## Text segment
==============================

In Example 2, the method of Example 1, further includes: determining, for each respective pair of geographic units, a central distance, where the central distance is based on a distance between the central locations of the geographic units of the respective pair of geographic units in said time period.

In Example 3, the method of Example 2, where the central distance is the Euclidean distance between the geometric centers of the respective pair of geographic units.

In Example 4, the method of Example 2, further includes: determining, for each respective pair of geographic units having pick-up locations in said time period, a demand distance, where the demand distance is based on a distance between the aggregate demand locations of the geographic units of the respective pair of geographic units in said time period.

In Example 5, the method of Example 4, where the demand distance is the Euclidean distance between the aggregate demand locations of the respective pair of geographic units.

In Example 6, the method of Example 4, further includes: determining, for each respective pair of geographic units, a supply distance, where the supply distance is based on a distance between the aggregate supply locations of the geographic units of the respective pair of geographic units in said time period.

In Example 7, the method of Example 6, where the supply distance is the Euclidean distance between the aggregate supply locations of the respective pair of geographic units.

In Example 8, the method of Example 6, where the connection strength between two geographic units of the respective pair of geographic units is determined based on the central distance, the demand distance, and the supply distance between the two geographic units of the respective pair of geographic units.

In Example 9, the method of Example 8, where the aggregate demand location of the respective geographic unit is based on an average of the distribution of pick-up locations in the respective geographic unit in said time period.

In Example 10, the method of Example 8, where the aggregate supply location of the respective geographic unit based on an average of the distribution of provider locations when responding to requests having pick-up locations in the respective geographic unit in said time period.

In Example 11, the method of Example 8, where the connection strength between two geographic units of the respective pair of geographic units is directional and where the connection strength is determined in both directions.

In Example 12, the method of Example 8, where the connection metric is further determined based on a supply distance modifying factor.

==============================

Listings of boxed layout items
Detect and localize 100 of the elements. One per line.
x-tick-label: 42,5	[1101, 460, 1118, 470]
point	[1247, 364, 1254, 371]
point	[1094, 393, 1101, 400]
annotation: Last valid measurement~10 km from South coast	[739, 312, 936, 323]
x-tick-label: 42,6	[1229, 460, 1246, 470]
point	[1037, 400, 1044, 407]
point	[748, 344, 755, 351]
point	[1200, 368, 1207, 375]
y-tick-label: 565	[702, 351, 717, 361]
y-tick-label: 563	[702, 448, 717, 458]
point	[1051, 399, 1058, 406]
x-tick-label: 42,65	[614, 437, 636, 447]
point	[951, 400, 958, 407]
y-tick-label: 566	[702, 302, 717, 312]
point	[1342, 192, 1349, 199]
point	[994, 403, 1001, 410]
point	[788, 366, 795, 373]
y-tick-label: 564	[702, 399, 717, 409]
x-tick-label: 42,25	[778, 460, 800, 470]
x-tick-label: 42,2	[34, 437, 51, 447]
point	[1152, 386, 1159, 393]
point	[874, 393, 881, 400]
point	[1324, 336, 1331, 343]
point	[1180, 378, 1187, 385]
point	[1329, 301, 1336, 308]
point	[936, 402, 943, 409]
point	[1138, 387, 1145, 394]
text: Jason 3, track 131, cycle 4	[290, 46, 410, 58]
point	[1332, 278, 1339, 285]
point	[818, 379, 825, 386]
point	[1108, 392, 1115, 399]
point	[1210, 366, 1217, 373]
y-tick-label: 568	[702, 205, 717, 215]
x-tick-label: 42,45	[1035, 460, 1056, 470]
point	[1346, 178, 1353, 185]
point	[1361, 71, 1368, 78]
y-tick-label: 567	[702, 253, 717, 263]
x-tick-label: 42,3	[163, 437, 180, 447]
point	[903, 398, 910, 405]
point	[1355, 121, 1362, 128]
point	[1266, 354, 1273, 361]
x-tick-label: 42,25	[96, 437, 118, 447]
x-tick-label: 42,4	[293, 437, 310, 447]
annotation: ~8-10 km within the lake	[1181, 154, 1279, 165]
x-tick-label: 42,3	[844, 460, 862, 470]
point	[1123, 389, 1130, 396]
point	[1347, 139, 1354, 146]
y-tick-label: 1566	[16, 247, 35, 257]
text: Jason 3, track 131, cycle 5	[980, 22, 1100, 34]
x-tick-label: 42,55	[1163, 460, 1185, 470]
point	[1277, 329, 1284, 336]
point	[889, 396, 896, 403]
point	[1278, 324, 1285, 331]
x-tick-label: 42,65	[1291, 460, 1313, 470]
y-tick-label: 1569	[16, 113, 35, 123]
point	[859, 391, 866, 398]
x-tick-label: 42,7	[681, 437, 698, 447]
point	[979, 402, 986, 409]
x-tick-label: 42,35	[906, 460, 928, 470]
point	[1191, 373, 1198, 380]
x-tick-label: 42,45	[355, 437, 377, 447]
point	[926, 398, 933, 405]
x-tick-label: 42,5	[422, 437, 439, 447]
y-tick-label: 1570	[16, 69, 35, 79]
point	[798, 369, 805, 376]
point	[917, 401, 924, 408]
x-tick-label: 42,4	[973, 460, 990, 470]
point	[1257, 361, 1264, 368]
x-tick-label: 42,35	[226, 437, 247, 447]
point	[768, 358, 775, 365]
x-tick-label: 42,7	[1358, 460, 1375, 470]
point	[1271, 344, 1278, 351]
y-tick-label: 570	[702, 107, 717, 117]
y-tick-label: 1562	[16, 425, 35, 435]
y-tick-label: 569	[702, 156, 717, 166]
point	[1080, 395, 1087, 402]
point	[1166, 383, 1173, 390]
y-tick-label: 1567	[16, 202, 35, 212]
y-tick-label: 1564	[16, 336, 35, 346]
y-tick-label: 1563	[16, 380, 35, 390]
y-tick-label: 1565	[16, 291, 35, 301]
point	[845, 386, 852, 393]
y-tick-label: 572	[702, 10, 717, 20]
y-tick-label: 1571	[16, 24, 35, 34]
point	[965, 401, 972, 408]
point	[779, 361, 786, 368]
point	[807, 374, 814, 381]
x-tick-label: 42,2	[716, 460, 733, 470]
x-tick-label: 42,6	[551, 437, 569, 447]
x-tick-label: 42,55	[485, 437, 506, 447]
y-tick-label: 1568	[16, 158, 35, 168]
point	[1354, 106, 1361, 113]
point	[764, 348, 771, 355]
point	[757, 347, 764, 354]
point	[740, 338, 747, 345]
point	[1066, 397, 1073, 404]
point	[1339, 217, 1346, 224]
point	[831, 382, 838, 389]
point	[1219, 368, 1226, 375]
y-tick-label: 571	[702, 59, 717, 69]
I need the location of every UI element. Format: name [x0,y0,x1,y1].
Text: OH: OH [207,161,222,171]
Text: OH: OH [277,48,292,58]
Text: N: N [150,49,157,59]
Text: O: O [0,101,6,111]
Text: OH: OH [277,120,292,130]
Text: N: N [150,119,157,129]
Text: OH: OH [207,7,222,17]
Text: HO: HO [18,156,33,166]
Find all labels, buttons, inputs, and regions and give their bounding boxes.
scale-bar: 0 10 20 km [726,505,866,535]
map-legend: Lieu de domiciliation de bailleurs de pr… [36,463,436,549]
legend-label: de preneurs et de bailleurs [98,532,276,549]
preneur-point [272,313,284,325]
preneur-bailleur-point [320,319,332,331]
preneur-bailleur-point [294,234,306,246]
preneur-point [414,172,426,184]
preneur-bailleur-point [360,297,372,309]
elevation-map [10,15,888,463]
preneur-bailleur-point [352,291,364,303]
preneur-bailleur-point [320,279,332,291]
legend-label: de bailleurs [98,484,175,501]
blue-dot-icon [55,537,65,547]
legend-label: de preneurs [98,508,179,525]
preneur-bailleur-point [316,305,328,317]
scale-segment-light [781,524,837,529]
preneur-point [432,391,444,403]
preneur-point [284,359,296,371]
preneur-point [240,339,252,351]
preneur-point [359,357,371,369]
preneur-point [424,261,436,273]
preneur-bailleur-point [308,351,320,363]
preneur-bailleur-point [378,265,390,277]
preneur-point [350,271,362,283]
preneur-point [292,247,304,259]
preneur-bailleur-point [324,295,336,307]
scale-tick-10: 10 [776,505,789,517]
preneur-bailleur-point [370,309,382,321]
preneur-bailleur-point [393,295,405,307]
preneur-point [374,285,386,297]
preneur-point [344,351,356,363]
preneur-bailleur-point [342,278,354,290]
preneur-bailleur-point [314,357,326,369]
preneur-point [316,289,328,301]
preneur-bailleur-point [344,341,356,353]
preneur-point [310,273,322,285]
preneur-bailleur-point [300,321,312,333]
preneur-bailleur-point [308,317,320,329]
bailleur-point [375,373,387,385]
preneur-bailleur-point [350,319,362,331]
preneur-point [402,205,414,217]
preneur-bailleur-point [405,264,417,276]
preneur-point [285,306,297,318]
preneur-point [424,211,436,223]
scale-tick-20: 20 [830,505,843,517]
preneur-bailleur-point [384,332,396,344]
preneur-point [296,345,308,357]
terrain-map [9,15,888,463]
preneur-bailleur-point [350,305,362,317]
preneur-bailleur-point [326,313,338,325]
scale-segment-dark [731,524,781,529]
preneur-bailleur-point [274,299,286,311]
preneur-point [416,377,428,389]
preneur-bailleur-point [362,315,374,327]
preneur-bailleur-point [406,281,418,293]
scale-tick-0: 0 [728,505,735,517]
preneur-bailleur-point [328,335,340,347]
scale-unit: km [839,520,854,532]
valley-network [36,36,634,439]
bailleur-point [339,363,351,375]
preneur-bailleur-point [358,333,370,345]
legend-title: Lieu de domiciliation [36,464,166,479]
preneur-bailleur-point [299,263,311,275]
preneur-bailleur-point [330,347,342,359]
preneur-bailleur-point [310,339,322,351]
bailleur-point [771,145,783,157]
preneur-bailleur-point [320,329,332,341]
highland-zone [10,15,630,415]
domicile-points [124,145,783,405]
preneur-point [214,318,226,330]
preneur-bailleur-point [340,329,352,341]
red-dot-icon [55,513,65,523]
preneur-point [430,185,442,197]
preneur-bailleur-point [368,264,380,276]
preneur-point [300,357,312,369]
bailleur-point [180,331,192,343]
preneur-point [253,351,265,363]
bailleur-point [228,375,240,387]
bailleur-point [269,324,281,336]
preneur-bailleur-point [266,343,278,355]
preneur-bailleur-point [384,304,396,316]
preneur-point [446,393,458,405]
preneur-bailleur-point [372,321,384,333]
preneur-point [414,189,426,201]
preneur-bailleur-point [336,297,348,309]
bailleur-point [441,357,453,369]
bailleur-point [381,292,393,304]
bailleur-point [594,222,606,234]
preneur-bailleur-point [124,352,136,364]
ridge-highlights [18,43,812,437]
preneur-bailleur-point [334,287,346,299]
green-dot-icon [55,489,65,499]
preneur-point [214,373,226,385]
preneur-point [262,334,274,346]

==============================

## Set problem 1
Return the rows word for word from the first row of the listings through the row containing "460, 800, 470]", with both of those rows included.
## Set problem 2
Take the text on distances between pairs of geographic units further, starting where it stops.
The text about geographic units and the rows are unrelated to each other.

## Right answer 1
Detect and localize 100 of the elements. One per line.
x-tick-label: 42,5	[1101, 460, 1118, 470]
point	[1247, 364, 1254, 371]
point	[1094, 393, 1101, 400]
annotation: Last valid measurement~10 km from South coast	[739, 312, 936, 323]
x-tick-label: 42,6	[1229, 460, 1246, 470]
point	[1037, 400, 1044, 407]
point	[748, 344, 755, 351]
point	[1200, 368, 1207, 375]
y-tick-label: 565	[702, 351, 717, 361]
y-tick-label: 563	[702, 448, 717, 458]
point	[1051, 399, 1058, 406]
x-tick-label: 42,65	[614, 437, 636, 447]
point	[951, 400, 958, 407]
y-tick-label: 566	[702, 302, 717, 312]
point	[1342, 192, 1349, 199]
point	[994, 403, 1001, 410]
point	[788, 366, 795, 373]
y-tick-label: 564	[702, 399, 717, 409]
x-tick-label: 42,25	[778, 460, 800, 470]

## Right answer 2
In Example 13, the method of Example 12, where the supply distance modifying factor for the supply distance into a demand geographic unit from a supply geographic unit is based on a ratio of a total number of suppliers of the demand geographic unit and the number of suppliers of the demand geographic unit from the supply geographic unit.

In Example 14, the method of Example 8, where assigning each respective geographic unit to a respective one of one or more aggregate geographic units based on the determined connection strengths, includes: assigning a first geographic unit to a first aggregate geographic unit; and assigning a second geographic unit to said first geographic unit when the connection strength between the first geographic unit and the second geographic unit exceeds a predetermined threshold.

In Example 15, the method of Example 8, where assigning each respective geographic unit to a respective one of one or more aggregate geographic units based on the determined connection strengths, includes: determining a first modularity metric of a geographic unit based on said geographic unit being assigned to a first aggregate geographic unit; determining a second modularity metric of said geographic unit based on said geographic unit being assigned to a second aggregate geographic unit; assigning said geographic unit to the first aggregate geographic unit when the first modularity metric of said geographic unit is larger than the second modularity metric of said geographic unit.

In Example 16, the method of Example 8, further includes: determining, for each respective aggregate geographic unit, a cluster demand location, where the cluster demand location is determined based on an average of the aggregate demand locations of all geographic units assigned to the respective aggregate geographic unit; and determining, for each respective aggregate geographic unit, a cluster supply location, where the cluster supply location is determined based on an average of the aggregate demand locations of all geographic units assigned to the respective aggregate geographic unit.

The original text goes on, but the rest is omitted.